TASK TO CARRY OUT: Select from the data all lines with the word "eclogite".
------------------------
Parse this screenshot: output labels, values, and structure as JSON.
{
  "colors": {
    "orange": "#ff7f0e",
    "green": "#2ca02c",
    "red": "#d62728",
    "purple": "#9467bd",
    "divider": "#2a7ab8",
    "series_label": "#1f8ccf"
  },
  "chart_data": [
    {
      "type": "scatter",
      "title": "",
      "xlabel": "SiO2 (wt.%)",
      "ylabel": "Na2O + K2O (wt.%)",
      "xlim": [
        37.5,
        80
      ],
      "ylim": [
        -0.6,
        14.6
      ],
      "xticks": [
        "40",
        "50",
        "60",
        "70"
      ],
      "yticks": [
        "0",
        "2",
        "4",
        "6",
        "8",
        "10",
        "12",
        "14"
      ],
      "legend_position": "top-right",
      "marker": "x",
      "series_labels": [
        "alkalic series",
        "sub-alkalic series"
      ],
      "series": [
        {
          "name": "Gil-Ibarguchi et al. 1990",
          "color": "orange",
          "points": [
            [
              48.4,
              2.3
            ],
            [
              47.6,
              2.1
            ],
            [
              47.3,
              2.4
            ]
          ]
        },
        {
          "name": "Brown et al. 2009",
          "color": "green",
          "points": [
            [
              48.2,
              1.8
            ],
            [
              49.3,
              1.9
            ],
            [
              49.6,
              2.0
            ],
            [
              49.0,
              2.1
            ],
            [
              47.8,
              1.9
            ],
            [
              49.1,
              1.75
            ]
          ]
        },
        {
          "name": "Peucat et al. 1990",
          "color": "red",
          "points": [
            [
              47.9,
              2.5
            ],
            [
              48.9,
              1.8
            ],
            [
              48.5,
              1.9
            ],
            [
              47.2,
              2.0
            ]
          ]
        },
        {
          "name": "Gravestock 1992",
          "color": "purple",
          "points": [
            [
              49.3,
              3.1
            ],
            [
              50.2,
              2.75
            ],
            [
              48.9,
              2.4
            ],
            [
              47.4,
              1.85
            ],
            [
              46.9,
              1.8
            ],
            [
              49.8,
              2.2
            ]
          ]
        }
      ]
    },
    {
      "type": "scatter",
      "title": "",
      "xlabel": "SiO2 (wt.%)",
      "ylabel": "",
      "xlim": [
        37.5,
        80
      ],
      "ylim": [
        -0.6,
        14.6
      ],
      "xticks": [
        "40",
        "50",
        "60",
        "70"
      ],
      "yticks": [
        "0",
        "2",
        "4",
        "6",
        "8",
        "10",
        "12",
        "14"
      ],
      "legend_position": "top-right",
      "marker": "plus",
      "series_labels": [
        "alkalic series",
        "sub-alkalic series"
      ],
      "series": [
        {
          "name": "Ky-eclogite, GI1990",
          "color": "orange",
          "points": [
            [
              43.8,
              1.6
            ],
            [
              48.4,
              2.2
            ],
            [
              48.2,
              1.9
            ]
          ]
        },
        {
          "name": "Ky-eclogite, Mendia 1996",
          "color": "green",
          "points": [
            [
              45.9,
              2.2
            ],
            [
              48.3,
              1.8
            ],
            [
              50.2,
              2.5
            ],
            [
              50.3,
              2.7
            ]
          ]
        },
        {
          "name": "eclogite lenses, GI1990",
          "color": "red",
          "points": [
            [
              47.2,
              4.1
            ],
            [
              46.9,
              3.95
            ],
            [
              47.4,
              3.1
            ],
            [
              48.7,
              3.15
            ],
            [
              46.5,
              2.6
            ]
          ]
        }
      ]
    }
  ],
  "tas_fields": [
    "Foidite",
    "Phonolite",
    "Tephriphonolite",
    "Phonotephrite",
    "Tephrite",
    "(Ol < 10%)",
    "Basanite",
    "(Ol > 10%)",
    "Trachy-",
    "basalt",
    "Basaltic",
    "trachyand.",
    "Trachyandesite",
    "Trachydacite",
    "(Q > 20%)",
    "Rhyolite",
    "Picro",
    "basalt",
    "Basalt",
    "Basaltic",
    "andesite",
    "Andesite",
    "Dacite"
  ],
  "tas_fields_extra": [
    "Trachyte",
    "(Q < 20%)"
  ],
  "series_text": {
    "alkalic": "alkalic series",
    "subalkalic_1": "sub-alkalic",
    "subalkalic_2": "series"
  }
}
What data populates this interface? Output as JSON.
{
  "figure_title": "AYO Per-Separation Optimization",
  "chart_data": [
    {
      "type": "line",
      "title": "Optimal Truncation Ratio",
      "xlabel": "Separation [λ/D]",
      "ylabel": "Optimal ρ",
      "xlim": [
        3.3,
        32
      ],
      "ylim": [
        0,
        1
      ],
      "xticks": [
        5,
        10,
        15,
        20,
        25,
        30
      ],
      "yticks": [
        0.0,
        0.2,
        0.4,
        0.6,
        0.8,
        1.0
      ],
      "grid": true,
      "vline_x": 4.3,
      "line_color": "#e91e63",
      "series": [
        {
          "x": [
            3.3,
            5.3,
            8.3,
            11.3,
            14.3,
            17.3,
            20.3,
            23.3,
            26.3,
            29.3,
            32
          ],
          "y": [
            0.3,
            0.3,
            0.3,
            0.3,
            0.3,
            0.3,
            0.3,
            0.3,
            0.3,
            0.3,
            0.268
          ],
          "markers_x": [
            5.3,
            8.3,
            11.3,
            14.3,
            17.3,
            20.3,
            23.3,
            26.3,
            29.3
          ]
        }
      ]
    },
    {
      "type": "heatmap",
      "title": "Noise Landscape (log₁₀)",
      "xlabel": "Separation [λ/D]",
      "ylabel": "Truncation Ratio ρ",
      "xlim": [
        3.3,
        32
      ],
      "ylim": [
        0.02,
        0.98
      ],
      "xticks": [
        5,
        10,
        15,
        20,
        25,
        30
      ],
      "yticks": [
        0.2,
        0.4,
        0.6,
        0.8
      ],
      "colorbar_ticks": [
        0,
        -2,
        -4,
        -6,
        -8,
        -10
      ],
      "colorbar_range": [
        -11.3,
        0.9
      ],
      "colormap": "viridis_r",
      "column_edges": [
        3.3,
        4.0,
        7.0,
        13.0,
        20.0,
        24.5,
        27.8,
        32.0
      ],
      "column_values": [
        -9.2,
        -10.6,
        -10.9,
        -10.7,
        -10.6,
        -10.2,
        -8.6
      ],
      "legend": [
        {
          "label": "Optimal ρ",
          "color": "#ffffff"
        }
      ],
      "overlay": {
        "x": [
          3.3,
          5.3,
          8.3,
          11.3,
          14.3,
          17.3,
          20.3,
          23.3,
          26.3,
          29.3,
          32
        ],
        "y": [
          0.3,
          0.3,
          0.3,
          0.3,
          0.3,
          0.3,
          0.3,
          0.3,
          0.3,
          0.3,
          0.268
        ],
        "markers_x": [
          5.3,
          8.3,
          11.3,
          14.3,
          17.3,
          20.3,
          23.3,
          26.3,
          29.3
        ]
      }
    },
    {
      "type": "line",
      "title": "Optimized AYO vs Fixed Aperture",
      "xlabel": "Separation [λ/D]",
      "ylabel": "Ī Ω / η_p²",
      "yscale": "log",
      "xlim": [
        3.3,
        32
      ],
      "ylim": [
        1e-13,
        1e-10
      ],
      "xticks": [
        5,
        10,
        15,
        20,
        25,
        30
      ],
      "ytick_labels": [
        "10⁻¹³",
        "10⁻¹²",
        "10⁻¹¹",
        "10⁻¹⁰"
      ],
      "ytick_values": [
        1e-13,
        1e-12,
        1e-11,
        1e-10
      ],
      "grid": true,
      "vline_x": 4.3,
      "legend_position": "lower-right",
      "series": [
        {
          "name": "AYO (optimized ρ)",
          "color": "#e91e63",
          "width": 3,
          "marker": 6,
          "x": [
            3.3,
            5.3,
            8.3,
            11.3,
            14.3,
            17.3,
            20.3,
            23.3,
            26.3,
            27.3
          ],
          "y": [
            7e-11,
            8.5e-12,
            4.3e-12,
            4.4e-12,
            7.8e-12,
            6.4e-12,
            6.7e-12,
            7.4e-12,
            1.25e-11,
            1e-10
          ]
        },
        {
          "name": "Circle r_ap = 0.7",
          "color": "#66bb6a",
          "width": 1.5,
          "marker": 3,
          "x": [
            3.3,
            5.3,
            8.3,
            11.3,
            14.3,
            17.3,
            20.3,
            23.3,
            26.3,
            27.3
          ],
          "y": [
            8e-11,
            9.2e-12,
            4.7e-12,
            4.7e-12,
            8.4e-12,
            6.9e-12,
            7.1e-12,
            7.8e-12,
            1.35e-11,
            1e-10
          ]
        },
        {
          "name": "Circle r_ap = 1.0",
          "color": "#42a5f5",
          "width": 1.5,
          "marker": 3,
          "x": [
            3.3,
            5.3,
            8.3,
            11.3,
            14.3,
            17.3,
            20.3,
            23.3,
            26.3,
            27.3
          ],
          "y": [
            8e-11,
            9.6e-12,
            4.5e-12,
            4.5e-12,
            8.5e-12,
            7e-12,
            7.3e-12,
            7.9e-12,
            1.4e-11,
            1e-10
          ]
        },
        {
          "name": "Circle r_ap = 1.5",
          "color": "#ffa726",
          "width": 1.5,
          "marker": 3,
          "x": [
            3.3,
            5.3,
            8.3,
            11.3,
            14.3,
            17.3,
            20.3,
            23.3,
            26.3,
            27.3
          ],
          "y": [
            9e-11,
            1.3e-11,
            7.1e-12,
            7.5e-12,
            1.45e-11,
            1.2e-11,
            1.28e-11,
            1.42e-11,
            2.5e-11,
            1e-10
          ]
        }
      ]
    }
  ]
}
------------------------
EXERCISE RESULT:
          "name": "Ky-eclogite, GI1990",
          "name": "Ky-eclogite, Mendia 1996",
          "name": "eclogite lenses, GI1990",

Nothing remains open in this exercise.